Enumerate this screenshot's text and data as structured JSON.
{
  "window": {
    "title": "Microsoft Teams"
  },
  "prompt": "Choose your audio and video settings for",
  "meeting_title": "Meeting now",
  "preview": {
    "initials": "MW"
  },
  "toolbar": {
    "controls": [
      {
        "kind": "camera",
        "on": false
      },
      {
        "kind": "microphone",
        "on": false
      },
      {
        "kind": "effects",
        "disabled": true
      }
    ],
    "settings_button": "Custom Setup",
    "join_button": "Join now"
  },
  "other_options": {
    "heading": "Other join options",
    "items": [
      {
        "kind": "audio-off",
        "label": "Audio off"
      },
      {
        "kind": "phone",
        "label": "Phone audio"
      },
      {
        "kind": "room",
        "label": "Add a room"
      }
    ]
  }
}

■ What is being asked ■
Retype the data in full and match it exactly.

■ Output for this exercise ■
Enumerate this screenshot's text and data as structured JSON.
{
  "window": {
    "title": "Microsoft Teams"
  },
  "prompt": "Choose your audio and video settings for",
  "meeting_title": "Meeting now",
  "preview": {
    "initials": "MW"
  },
  "toolbar": {
    "controls": [
      {
        "kind": "camera",
        "on": false
      },
      {
        "kind": "microphone",
        "on": false
      },
      {
        "kind": "effects",
        "disabled": true
      }
    ],
    "settings_button": "Custom Setup",
    "join_button": "Join now"
  },
  "other_options": {
    "heading": "Other join options",
    "items": [
      {
        "kind": "audio-off",
        "label": "Audio off"
      },
      {
        "kind": "phone",
        "label": "Phone audio"
      },
      {
        "kind": "room",
        "label": "Add a room"
      }
    ]
  }
}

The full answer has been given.